[START OF THE INPUT]

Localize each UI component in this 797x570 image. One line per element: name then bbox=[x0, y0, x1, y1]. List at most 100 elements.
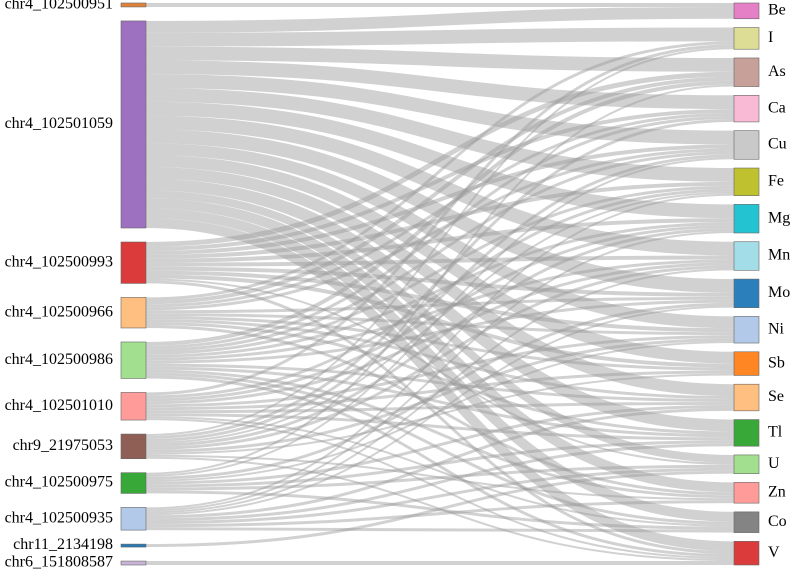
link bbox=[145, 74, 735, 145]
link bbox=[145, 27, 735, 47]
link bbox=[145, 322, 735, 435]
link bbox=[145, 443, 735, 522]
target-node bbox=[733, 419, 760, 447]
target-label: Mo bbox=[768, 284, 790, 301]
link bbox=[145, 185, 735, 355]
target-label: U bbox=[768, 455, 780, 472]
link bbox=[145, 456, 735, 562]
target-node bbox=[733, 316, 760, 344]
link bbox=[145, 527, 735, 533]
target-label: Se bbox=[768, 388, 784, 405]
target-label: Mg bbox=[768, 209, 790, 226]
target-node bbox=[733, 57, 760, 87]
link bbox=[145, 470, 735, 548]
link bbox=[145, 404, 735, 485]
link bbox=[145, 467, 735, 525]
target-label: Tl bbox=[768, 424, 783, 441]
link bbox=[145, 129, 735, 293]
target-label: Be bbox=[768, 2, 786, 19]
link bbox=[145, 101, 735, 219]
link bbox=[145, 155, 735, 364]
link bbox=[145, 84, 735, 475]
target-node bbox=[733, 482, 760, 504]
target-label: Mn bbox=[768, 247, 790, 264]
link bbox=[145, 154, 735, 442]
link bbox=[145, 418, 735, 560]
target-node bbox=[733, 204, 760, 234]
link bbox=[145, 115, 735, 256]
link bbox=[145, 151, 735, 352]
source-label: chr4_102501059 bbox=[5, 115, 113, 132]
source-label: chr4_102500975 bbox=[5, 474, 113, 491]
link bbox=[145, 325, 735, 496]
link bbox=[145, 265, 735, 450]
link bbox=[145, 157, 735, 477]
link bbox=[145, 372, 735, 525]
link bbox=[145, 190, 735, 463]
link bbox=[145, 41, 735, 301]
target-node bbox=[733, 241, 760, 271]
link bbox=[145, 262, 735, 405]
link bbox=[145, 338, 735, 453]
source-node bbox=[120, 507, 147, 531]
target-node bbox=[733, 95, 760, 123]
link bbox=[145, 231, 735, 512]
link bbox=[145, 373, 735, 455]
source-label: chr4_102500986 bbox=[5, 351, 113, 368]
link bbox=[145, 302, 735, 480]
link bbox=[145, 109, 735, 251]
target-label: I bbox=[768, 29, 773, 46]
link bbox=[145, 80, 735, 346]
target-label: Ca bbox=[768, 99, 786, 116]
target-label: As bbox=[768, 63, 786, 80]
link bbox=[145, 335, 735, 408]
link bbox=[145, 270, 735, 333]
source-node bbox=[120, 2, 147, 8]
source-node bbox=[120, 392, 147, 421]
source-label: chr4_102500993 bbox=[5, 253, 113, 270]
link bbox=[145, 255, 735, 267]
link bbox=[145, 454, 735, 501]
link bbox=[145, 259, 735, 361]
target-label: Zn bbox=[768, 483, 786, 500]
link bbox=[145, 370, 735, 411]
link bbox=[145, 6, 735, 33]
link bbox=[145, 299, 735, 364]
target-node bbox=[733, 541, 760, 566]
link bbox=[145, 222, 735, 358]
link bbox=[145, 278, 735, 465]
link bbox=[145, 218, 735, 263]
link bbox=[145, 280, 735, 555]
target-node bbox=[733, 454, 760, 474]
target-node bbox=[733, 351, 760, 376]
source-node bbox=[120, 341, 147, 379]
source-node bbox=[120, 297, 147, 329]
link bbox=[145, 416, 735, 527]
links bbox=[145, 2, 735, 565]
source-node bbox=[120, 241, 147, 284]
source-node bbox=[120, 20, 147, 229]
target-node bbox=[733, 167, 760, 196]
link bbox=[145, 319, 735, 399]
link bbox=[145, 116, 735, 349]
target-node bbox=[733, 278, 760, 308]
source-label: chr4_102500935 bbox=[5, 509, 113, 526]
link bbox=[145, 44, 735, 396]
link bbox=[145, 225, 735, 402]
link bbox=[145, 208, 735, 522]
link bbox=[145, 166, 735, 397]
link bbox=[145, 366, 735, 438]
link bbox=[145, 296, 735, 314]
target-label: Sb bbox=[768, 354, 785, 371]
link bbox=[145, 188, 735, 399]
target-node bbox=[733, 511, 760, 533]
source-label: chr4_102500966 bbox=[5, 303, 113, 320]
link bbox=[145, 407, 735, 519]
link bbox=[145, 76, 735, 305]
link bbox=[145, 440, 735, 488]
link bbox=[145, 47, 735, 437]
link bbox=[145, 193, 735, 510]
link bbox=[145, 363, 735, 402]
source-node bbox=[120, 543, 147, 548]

[END OF THE INPUT]
[START OF THE INPUT]

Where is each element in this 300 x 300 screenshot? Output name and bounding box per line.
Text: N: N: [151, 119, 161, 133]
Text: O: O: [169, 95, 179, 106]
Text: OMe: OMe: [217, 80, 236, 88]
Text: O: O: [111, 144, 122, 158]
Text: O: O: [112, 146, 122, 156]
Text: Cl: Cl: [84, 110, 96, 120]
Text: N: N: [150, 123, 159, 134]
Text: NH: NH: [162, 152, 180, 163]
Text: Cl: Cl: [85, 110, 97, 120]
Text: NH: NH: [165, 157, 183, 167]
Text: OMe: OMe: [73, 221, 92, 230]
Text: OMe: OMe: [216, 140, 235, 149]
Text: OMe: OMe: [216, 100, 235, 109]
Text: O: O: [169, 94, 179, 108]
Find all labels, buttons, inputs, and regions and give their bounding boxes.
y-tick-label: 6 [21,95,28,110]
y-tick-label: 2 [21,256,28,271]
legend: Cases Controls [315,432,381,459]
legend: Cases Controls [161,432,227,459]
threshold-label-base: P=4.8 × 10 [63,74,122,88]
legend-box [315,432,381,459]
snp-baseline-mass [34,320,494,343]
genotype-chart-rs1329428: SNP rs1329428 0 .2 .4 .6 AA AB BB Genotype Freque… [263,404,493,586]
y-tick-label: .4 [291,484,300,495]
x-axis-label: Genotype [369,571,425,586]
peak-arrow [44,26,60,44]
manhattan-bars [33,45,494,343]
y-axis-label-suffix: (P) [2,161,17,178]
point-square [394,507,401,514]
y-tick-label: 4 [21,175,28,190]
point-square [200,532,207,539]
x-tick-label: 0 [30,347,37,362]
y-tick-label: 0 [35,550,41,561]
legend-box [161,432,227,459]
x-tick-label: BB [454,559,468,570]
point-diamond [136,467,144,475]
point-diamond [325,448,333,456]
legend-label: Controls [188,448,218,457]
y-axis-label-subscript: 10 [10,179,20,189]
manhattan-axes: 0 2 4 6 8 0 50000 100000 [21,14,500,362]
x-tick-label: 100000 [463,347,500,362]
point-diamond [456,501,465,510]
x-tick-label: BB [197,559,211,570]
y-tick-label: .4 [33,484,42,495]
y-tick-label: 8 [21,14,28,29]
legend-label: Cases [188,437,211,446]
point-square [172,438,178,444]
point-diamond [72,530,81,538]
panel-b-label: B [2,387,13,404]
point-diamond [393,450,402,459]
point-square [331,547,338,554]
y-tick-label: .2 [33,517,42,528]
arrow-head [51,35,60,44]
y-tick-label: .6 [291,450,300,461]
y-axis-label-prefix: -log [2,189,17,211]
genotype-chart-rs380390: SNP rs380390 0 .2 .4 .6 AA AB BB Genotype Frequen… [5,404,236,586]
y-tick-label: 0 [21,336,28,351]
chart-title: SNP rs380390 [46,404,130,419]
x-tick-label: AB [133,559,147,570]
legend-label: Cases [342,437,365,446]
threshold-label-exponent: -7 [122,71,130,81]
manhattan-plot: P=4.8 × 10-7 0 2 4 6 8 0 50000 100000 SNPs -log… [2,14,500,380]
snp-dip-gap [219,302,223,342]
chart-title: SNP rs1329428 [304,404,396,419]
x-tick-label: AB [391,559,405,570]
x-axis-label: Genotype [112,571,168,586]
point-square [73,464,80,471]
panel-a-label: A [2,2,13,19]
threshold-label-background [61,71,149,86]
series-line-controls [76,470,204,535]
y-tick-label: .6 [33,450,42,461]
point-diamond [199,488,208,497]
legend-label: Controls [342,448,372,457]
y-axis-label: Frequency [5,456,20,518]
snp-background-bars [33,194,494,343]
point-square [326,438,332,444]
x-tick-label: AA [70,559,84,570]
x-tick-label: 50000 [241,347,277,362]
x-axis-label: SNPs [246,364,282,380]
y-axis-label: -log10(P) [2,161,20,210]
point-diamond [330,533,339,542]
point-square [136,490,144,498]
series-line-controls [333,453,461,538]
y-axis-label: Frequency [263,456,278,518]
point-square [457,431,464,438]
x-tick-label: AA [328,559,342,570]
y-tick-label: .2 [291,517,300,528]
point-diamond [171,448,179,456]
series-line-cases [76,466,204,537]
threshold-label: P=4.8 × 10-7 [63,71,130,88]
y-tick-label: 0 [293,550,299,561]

[END OF THE INPUT]
[START OF THE INPUT]

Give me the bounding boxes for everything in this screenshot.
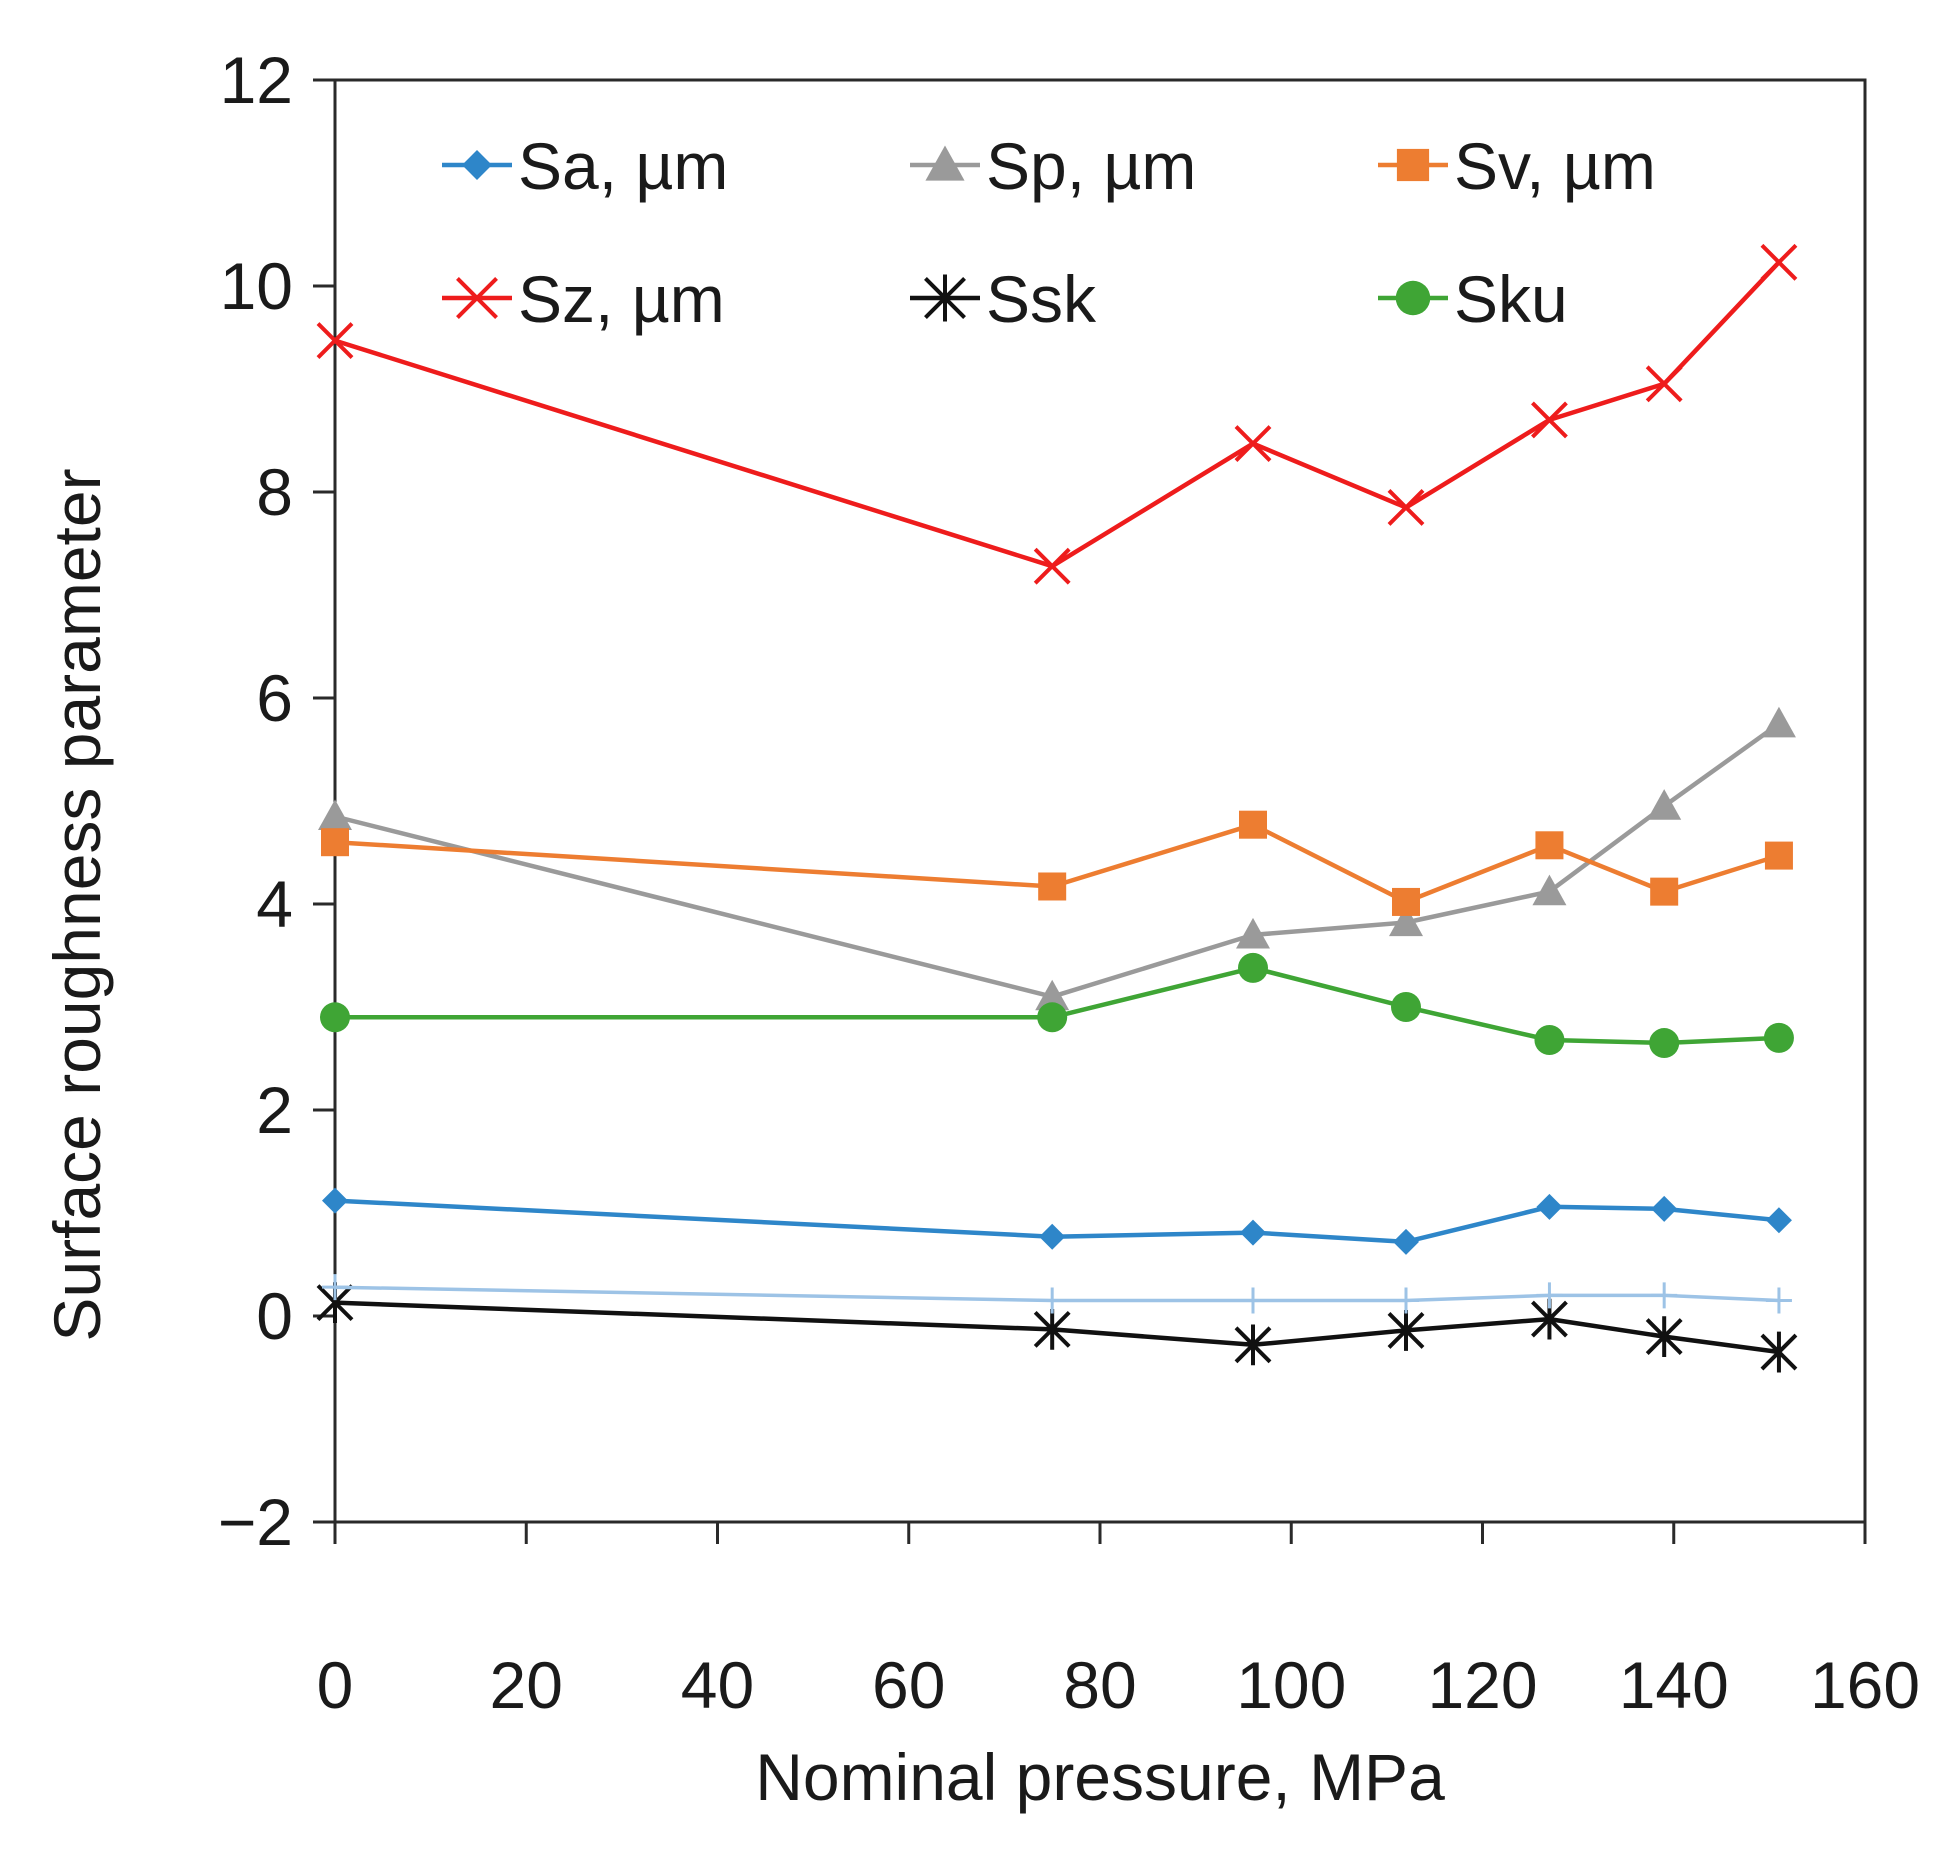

[END OF THE INPUT]

**GIVEN INSTRUCTION**
List as numbered items the lines from the one holding "Localize each UI" through the one holding "link bbox=[145, 302, 735, 480]", inclusive, skipping blank lines. Leave out the pictures.

**CORRECT RESPONSE**
1. Localize each UI component in this 797x570 image. One line per element: name then bbox=[x0, y0, x1, y1]. List at most 100 elements.
2. link bbox=[145, 74, 735, 145]
3. link bbox=[145, 27, 735, 47]
4. link bbox=[145, 322, 735, 435]
5. link bbox=[145, 443, 735, 522]
6. target-node bbox=[733, 419, 760, 447]
7. target-label: Mo bbox=[768, 284, 790, 301]
8. link bbox=[145, 185, 735, 355]
9. target-label: U bbox=[768, 455, 780, 472]
10. link bbox=[145, 456, 735, 562]
11. target-node bbox=[733, 316, 760, 344]
12. link bbox=[145, 527, 735, 533]
13. target-label: Se bbox=[768, 388, 784, 405]
14. target-label: Mg bbox=[768, 209, 790, 226]
15. target-node bbox=[733, 57, 760, 87]
16. link bbox=[145, 470, 735, 548]
17. link bbox=[145, 404, 735, 485]
18. link bbox=[145, 467, 735, 525]
19. target-label: Tl bbox=[768, 424, 783, 441]
20. link bbox=[145, 129, 735, 293]
21. target-label: Be bbox=[768, 2, 786, 19]
22. link bbox=[145, 101, 735, 219]
23. link bbox=[145, 155, 735, 364]
24. link bbox=[145, 84, 735, 475]
25. target-node bbox=[733, 482, 760, 504]
26. target-label: Mn bbox=[768, 247, 790, 264]
27. link bbox=[145, 154, 735, 442]
28. link bbox=[145, 418, 735, 560]
29. target-node bbox=[733, 204, 760, 234]
30. link bbox=[145, 115, 735, 256]
31. link bbox=[145, 151, 735, 352]
32. source-label: chr4_102501059 bbox=[5, 115, 113, 132]
33. source-label: chr4_102500975 bbox=[5, 474, 113, 491]
34. link bbox=[145, 325, 735, 496]
35. link bbox=[145, 265, 735, 450]
36. link bbox=[145, 157, 735, 477]
37. link bbox=[145, 372, 735, 525]
38. link bbox=[145, 190, 735, 463]
39. link bbox=[145, 41, 735, 301]
40. target-node bbox=[733, 241, 760, 271]
41. link bbox=[145, 262, 735, 405]
42. link bbox=[145, 338, 735, 453]
43. source-node bbox=[120, 507, 147, 531]
44. target-node bbox=[733, 95, 760, 123]
45. link bbox=[145, 231, 735, 512]
46. link bbox=[145, 373, 735, 455]
47. source-label: chr4_102500986 bbox=[5, 351, 113, 368]
48. link bbox=[145, 302, 735, 480]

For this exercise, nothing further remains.